— begin Raw data —

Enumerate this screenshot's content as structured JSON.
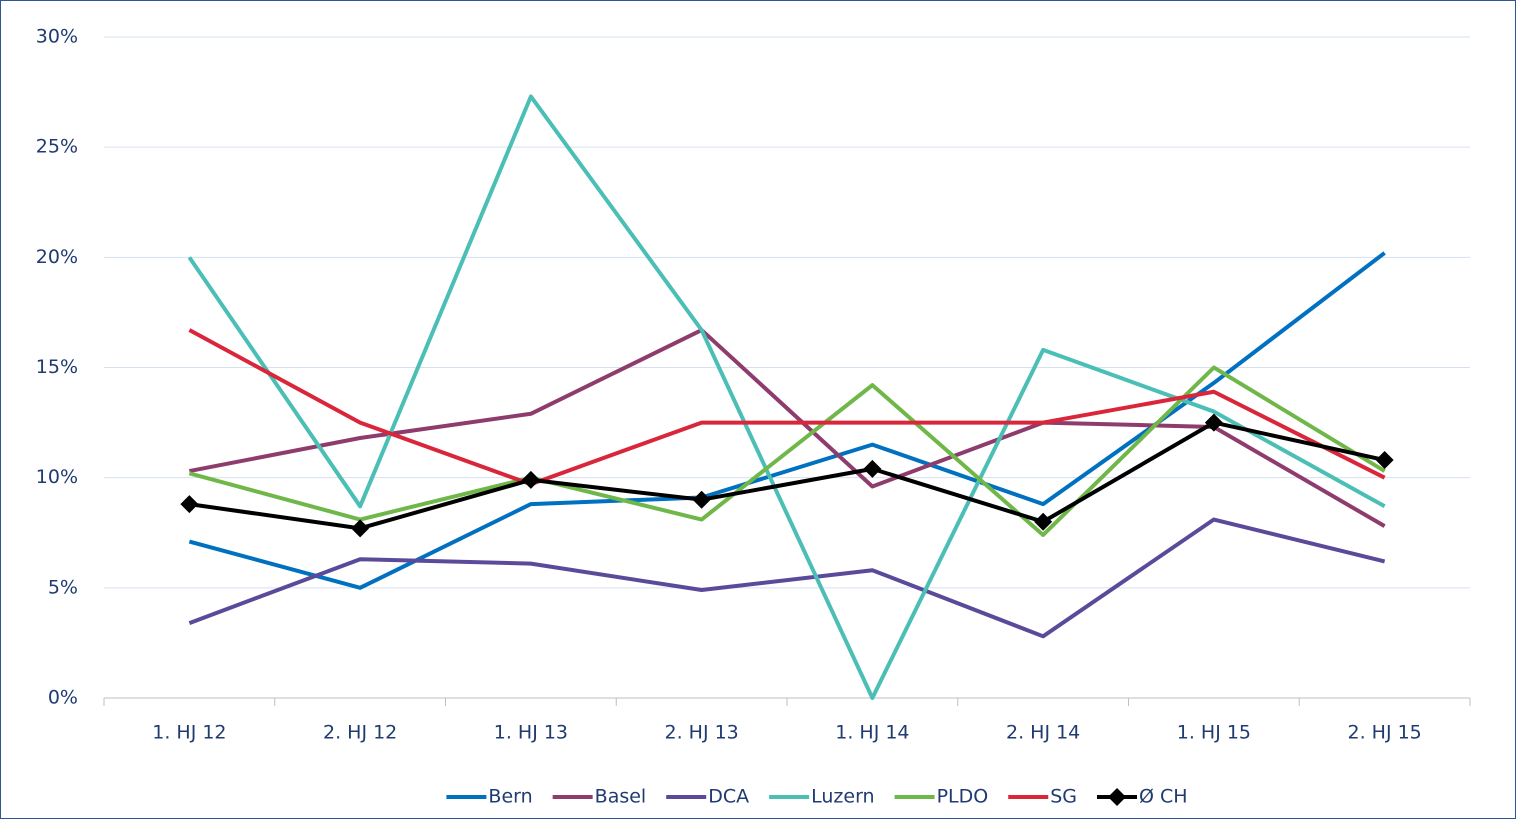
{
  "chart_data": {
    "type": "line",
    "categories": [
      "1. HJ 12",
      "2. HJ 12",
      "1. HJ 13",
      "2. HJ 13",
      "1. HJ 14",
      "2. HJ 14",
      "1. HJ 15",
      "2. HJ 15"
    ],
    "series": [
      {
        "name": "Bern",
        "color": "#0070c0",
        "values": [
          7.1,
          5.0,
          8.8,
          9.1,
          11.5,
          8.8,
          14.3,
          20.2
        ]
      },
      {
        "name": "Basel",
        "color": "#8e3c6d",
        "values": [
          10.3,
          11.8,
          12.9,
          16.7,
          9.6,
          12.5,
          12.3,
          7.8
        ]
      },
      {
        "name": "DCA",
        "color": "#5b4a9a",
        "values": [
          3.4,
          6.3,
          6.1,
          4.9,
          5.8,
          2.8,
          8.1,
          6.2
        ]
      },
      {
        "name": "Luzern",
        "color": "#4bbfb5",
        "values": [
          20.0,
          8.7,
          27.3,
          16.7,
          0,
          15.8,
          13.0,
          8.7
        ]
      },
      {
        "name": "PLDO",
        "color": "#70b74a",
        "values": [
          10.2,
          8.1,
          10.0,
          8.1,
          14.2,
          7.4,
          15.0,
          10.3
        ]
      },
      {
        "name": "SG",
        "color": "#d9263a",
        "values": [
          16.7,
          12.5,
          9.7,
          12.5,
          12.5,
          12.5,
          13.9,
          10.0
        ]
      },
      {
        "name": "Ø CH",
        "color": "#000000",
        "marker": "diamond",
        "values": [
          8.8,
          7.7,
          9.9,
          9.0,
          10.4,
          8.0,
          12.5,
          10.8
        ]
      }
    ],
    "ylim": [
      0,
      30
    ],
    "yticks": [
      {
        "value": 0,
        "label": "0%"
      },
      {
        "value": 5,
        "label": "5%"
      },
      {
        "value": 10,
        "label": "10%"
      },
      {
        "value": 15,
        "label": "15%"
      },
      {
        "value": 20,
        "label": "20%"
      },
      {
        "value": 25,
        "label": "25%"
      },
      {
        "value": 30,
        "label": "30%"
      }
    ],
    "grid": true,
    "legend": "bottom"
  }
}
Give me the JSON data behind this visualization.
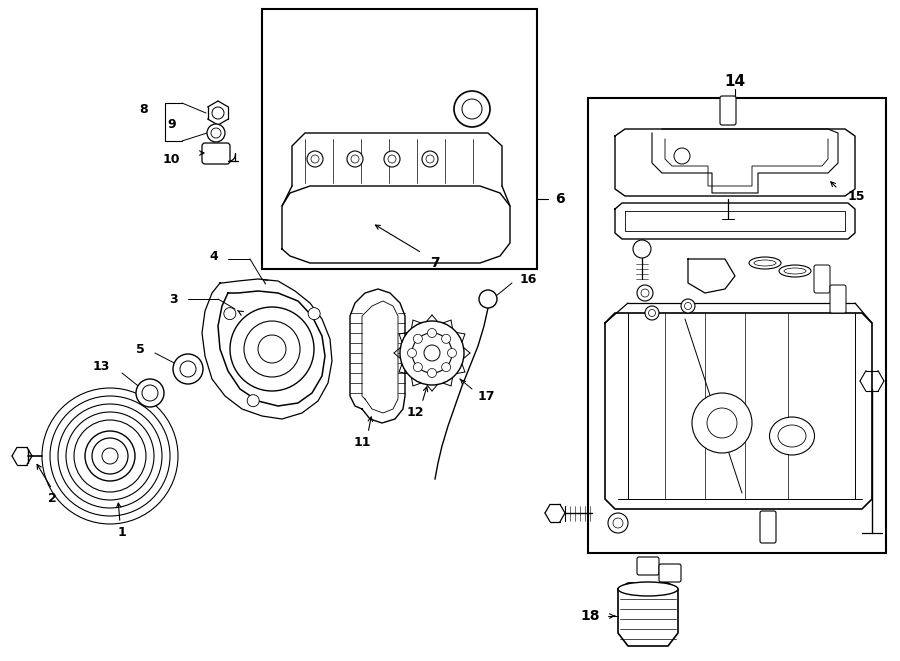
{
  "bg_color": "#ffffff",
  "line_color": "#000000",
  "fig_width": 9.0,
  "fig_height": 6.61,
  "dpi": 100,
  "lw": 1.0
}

— end Raw data —

▸ **Task to complete**
Set the listing down in full and exactly. Pictures within it should not appear in the copy.

▸ **Response**
Enumerate this screenshot's content as structured JSON.
{
  "chart_data": {
    "type": "line",
    "categories": [
      "1. HJ 12",
      "2. HJ 12",
      "1. HJ 13",
      "2. HJ 13",
      "1. HJ 14",
      "2. HJ 14",
      "1. HJ 15",
      "2. HJ 15"
    ],
    "series": [
      {
        "name": "Bern",
        "color": "#0070c0",
        "values": [
          7.1,
          5.0,
          8.8,
          9.1,
          11.5,
          8.8,
          14.3,
          20.2
        ]
      },
      {
        "name": "Basel",
        "color": "#8e3c6d",
        "values": [
          10.3,
          11.8,
          12.9,
          16.7,
          9.6,
          12.5,
          12.3,
          7.8
        ]
      },
      {
        "name": "DCA",
        "color": "#5b4a9a",
        "values": [
          3.4,
          6.3,
          6.1,
          4.9,
          5.8,
          2.8,
          8.1,
          6.2
        ]
      },
      {
        "name": "Luzern",
        "color": "#4bbfb5",
        "values": [
          20.0,
          8.7,
          27.3,
          16.7,
          0,
          15.8,
          13.0,
          8.7
        ]
      },
      {
        "name": "PLDO",
        "color": "#70b74a",
        "values": [
          10.2,
          8.1,
          10.0,
          8.1,
          14.2,
          7.4,
          15.0,
          10.3
        ]
      },
      {
        "name": "SG",
        "color": "#d9263a",
        "values": [
          16.7,
          12.5,
          9.7,
          12.5,
          12.5,
          12.5,
          13.9,
          10.0
        ]
      },
      {
        "name": "Ø CH",
        "color": "#000000",
        "marker": "diamond",
        "values": [
          8.8,
          7.7,
          9.9,
          9.0,
          10.4,
          8.0,
          12.5,
          10.8
        ]
      }
    ],
    "ylim": [
      0,
      30
    ],
    "yticks": [
      {
        "value": 0,
        "label": "0%"
      },
      {
        "value": 5,
        "label": "5%"
      },
      {
        "value": 10,
        "label": "10%"
      },
      {
        "value": 15,
        "label": "15%"
      },
      {
        "value": 20,
        "label": "20%"
      },
      {
        "value": 25,
        "label": "25%"
      },
      {
        "value": 30,
        "label": "30%"
      }
    ],
    "grid": true,
    "legend": "bottom"
  }
}
Give me the JSON data behind this visualization.
{
  "bg_color": "#ffffff",
  "line_color": "#000000",
  "fig_width": 9.0,
  "fig_height": 6.61,
  "dpi": 100,
  "lw": 1.0
}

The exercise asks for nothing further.